--- start Dataset rows ---
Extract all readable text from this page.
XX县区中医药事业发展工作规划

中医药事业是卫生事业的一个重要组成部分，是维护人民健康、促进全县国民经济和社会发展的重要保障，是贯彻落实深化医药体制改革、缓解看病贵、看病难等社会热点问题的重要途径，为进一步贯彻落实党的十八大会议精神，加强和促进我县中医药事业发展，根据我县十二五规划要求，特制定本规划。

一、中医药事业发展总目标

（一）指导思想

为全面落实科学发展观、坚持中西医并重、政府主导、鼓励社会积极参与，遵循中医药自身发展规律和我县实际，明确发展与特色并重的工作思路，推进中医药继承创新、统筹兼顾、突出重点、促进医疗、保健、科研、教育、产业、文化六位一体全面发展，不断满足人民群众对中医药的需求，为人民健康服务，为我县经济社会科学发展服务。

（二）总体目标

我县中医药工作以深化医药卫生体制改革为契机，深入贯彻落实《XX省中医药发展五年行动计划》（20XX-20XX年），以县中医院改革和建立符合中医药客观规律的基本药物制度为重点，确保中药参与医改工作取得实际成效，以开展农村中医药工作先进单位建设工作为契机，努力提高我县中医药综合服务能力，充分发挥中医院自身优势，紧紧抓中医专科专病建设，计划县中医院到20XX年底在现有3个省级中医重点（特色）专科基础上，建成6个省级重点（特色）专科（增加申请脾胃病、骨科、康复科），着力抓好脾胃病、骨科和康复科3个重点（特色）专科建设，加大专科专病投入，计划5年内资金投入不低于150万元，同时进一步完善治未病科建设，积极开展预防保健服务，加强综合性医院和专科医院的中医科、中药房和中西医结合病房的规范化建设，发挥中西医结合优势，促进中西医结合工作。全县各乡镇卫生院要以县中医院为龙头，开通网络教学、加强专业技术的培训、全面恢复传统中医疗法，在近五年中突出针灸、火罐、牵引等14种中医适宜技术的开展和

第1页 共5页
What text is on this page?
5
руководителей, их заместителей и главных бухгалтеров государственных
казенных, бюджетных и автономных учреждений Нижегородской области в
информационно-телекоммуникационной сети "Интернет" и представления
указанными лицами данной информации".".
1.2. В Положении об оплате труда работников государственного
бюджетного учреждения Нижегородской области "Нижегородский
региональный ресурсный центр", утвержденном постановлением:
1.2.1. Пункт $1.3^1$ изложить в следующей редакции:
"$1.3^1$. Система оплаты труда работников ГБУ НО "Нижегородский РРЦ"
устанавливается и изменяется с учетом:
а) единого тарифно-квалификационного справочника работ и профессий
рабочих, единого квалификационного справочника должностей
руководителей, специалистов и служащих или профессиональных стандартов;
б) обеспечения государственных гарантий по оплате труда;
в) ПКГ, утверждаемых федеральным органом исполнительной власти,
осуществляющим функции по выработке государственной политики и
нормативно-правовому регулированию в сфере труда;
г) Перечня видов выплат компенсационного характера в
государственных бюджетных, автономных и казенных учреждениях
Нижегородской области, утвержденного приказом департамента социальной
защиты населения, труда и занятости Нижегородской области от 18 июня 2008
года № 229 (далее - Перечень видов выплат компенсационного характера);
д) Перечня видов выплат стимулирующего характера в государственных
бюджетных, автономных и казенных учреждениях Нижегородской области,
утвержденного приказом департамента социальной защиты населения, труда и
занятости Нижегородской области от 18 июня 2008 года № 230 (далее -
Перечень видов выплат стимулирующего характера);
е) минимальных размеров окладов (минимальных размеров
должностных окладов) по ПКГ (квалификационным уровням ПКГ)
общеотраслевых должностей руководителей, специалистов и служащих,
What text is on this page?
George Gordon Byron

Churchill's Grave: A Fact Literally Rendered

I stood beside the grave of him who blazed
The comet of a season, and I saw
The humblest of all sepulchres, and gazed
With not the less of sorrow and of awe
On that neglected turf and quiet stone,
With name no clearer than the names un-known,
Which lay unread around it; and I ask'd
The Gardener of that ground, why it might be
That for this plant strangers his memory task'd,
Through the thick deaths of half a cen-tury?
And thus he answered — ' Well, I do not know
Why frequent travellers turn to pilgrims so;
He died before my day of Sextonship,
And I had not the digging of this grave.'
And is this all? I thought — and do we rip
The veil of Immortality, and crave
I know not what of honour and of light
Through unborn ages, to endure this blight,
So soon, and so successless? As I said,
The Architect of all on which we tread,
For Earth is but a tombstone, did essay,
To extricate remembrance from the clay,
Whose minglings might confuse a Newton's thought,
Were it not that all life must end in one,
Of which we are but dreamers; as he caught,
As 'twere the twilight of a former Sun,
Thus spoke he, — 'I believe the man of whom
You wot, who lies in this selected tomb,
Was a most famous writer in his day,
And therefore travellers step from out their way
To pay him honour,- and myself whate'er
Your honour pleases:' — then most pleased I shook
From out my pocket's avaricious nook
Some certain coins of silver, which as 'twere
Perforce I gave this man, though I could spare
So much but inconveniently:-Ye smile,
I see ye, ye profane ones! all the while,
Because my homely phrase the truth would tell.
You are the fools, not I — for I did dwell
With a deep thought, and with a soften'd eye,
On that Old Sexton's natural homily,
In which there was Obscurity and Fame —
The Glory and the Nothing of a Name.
--- end Dataset rows ---
* The task: Print the entries exactly. Include every one.

* Task result:
Extract all readable text from this page.
XX县区中医药事业发展工作规划

中医药事业是卫生事业的一个重要组成部分，是维护人民健康、促进全县国民经济和社会发展的重要保障，是贯彻落实深化医药体制改革、缓解看病贵、看病难等社会热点问题的重要途径，为进一步贯彻落实党的十八大会议精神，加强和促进我县中医药事业发展，根据我县十二五规划要求，特制定本规划。

一、中医药事业发展总目标

（一）指导思想

为全面落实科学发展观、坚持中西医并重、政府主导、鼓励社会积极参与，遵循中医药自身发展规律和我县实际，明确发展与特色并重的工作思路，推进中医药继承创新、统筹兼顾、突出重点、促进医疗、保健、科研、教育、产业、文化六位一体全面发展，不断满足人民群众对中医药的需求，为人民健康服务，为我县经济社会科学发展服务。

（二）总体目标

我县中医药工作以深化医药卫生体制改革为契机，深入贯彻落实《XX省中医药发展五年行动计划》（20XX-20XX年），以县中医院改革和建立符合中医药客观规律的基本药物制度为重点，确保中药参与医改工作取得实际成效，以开展农村中医药工作先进单位建设工作为契机，努力提高我县中医药综合服务能力，充分发挥中医院自身优势，紧紧抓中医专科专病建设，计划县中医院到20XX年底在现有3个省级中医重点（特色）专科基础上，建成6个省级重点（特色）专科（增加申请脾胃病、骨科、康复科），着力抓好脾胃病、骨科和康复科3个重点（特色）专科建设，加大专科专病投入，计划5年内资金投入不低于150万元，同时进一步完善治未病科建设，积极开展预防保健服务，加强综合性医院和专科医院的中医科、中药房和中西医结合病房的规范化建设，发挥中西医结合优势，促进中西医结合工作。全县各乡镇卫生院要以县中医院为龙头，开通网络教学、加强专业技术的培训、全面恢复传统中医疗法，在近五年中突出针灸、火罐、牵引等14种中医适宜技术的开展和

第1页 共5页
What text is on this page?
5
руководителей, их заместителей и главных бухгалтеров государственных
казенных, бюджетных и автономных учреждений Нижегородской области в
информационно-телекоммуникационной сети "Интернет" и представления
указанными лицами данной информации".".
1.2. В Положении об оплате труда работников государственного
бюджетного учреждения Нижегородской области "Нижегородский
региональный ресурсный центр", утвержденном постановлением:
1.2.1. Пункт $1.3^1$ изложить в следующей редакции:
"$1.3^1$. Система оплаты труда работников ГБУ НО "Нижегородский РРЦ"
устанавливается и изменяется с учетом:
а) единого тарифно-квалификационного справочника работ и профессий
рабочих, единого квалификационного справочника должностей
руководителей, специалистов и служащих или профессиональных стандартов;
б) обеспечения государственных гарантий по оплате труда;
в) ПКГ, утверждаемых федеральным органом исполнительной власти,
осуществляющим функции по выработке государственной политики и
нормативно-правовому регулированию в сфере труда;
г) Перечня видов выплат компенсационного характера в
государственных бюджетных, автономных и казенных учреждениях
Нижегородской области, утвержденного приказом департамента социальной
защиты населения, труда и занятости Нижегородской области от 18 июня 2008
года № 229 (далее - Перечень видов выплат компенсационного характера);
д) Перечня видов выплат стимулирующего характера в государственных
бюджетных, автономных и казенных учреждениях Нижегородской области,
утвержденного приказом департамента социальной защиты населения, труда и
занятости Нижегородской области от 18 июня 2008 года № 230 (далее -
Перечень видов выплат стимулирующего характера);
е) минимальных размеров окладов (минимальных размеров
должностных окладов) по ПКГ (квалификационным уровням ПКГ)
общеотраслевых должностей руководителей, специалистов и служащих,
What text is on this page?
George Gordon Byron

Churchill's Grave: A Fact Literally Rendered

I stood beside the grave of him who blazed
The comet of a season, and I saw
The humblest of all sepulchres, and gazed
With not the less of sorrow and of awe
On that neglected turf and quiet stone,
With name no clearer than the names un-known,
Which lay unread around it; and I ask'd
The Gardener of that ground, why it might be
That for this plant strangers his memory task'd,
Through the thick deaths of half a cen-tury?
And thus he answered — ' Well, I do not know
Why frequent travellers turn to pilgrims so;
He died before my day of Sextonship,
And I had not the digging of this grave.'
And is this all? I thought — and do we rip
The veil of Immortality, and crave
I know not what of honour and of light
Through unborn ages, to endure this blight,
So soon, and so successless? As I said,
The Architect of all on which we tread,
For Earth is but a tombstone, did essay,
To extricate remembrance from the clay,
Whose minglings might confuse a Newton's thought,
Were it not that all life must end in one,
Of which we are but dreamers; as he caught,
As 'twere the twilight of a former Sun,
Thus spoke he, — 'I believe the man of whom
You wot, who lies in this selected tomb,
Was a most famous writer in his day,
And therefore travellers step from out their way
To pay him honour,- and myself whate'er
Your honour pleases:' — then most pleased I shook
From out my pocket's avaricious nook
Some certain coins of silver, which as 'twere
Perforce I gave this man, though I could spare
So much but inconveniently:-Ye smile,
I see ye, ye profane ones! all the while,
Because my homely phrase the truth would tell.
You are the fools, not I — for I did dwell
With a deep thought, and with a soften'd eye,
On that Old Sexton's natural homily,
In which there was Obscurity and Fame —
The Glory and the Nothing of a Name.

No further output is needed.